BEGIN Given data

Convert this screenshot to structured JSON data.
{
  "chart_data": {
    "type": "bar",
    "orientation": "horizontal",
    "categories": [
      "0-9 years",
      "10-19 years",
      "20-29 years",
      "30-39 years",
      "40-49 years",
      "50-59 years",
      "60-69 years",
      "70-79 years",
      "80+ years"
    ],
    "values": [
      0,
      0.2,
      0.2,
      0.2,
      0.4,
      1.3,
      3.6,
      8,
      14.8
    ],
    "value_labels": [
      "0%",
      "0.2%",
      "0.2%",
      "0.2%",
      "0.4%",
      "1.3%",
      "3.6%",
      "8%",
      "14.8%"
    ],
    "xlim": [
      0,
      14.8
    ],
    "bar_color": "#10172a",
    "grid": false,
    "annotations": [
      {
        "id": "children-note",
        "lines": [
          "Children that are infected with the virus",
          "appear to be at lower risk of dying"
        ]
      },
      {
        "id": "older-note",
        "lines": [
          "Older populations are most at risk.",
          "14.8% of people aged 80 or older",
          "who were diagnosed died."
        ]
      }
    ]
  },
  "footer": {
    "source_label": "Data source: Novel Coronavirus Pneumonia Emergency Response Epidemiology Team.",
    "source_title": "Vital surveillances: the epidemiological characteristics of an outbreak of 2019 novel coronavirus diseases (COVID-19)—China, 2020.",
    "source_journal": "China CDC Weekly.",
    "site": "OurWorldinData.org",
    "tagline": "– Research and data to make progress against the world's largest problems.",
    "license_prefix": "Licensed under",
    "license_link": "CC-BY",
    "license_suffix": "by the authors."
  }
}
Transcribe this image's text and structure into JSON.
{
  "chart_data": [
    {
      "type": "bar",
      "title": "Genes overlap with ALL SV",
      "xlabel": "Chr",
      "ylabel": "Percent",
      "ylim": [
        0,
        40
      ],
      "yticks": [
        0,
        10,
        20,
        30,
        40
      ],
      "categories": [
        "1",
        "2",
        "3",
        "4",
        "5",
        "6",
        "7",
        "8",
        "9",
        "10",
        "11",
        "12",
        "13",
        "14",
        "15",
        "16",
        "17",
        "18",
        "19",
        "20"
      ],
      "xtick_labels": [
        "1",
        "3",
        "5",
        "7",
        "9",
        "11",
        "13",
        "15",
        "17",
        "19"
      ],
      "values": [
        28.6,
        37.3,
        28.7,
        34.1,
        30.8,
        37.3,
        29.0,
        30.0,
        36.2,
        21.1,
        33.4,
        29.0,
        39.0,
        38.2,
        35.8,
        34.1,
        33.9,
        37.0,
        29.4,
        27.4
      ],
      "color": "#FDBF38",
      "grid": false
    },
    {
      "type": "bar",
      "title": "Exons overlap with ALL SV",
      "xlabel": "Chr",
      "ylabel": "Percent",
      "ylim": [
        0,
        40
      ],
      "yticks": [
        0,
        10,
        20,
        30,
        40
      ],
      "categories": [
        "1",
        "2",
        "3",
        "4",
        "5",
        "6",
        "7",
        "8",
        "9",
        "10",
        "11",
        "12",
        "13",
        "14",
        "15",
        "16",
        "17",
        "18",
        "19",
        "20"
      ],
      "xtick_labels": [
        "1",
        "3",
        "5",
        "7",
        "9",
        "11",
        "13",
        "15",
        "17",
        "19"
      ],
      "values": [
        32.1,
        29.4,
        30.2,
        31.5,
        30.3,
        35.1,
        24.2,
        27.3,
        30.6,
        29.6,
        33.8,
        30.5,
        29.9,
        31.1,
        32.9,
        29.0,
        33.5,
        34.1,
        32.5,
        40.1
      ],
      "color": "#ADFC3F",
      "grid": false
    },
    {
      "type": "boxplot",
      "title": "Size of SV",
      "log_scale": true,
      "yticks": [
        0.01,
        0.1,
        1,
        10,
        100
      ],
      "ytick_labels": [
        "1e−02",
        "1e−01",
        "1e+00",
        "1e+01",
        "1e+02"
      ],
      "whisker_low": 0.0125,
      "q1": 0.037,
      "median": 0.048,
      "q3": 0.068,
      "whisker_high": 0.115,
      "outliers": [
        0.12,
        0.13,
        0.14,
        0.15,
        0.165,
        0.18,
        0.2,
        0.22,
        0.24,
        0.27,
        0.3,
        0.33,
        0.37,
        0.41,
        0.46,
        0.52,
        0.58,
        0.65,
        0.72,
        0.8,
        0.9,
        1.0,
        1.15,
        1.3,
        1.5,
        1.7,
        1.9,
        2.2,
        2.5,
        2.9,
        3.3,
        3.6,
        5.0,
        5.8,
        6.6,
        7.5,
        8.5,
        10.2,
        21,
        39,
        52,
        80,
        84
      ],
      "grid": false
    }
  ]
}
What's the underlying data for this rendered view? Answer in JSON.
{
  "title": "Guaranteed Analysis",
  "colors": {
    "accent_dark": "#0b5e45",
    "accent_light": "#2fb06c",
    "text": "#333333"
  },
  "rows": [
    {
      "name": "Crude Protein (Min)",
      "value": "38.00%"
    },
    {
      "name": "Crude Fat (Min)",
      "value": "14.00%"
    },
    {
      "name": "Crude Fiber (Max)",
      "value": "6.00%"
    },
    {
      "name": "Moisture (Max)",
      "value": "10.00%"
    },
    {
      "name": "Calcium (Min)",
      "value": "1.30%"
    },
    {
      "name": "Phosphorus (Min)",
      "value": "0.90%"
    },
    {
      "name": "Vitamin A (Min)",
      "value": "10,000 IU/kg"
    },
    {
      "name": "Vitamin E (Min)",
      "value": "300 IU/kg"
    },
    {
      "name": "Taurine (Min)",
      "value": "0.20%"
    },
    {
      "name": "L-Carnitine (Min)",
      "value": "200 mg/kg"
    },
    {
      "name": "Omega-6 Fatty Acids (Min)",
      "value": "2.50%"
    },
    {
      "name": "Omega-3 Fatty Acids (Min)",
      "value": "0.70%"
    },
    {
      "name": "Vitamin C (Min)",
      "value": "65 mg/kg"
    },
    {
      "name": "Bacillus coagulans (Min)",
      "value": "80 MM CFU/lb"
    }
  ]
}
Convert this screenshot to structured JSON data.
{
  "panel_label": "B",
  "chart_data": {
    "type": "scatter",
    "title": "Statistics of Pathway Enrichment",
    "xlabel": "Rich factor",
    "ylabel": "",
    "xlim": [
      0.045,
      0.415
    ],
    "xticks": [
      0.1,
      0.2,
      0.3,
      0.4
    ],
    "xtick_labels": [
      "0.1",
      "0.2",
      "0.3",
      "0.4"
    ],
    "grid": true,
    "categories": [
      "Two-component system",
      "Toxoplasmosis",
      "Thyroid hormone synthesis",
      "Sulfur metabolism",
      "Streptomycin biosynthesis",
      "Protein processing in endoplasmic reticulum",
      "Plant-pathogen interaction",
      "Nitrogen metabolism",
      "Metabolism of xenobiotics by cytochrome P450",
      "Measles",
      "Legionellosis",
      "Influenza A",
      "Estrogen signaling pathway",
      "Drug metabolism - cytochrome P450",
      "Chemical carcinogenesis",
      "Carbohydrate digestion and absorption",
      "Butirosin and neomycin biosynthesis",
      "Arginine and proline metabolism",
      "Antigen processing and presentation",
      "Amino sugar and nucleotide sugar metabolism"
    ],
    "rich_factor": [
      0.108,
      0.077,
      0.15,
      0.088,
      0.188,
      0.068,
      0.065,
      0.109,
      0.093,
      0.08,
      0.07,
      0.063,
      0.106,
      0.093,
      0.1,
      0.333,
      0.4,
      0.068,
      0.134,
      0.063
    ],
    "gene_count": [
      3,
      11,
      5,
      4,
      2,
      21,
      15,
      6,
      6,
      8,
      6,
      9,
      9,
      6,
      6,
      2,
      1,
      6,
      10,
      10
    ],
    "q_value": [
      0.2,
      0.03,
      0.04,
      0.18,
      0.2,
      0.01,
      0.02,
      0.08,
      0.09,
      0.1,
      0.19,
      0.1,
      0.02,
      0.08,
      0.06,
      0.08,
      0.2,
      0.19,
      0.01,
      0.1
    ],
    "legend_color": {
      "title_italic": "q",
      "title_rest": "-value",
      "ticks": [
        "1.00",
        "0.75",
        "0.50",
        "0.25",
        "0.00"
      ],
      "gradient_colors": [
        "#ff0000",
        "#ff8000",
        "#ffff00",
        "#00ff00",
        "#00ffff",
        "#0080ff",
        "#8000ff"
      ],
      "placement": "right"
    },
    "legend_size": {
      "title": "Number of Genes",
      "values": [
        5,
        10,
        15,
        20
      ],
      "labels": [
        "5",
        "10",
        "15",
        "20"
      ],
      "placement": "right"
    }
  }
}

END Given data

Instructions to follow:
Within the records above, find every line holding the word "JSON" and give the total as a bare number.

Output for this exercise:
4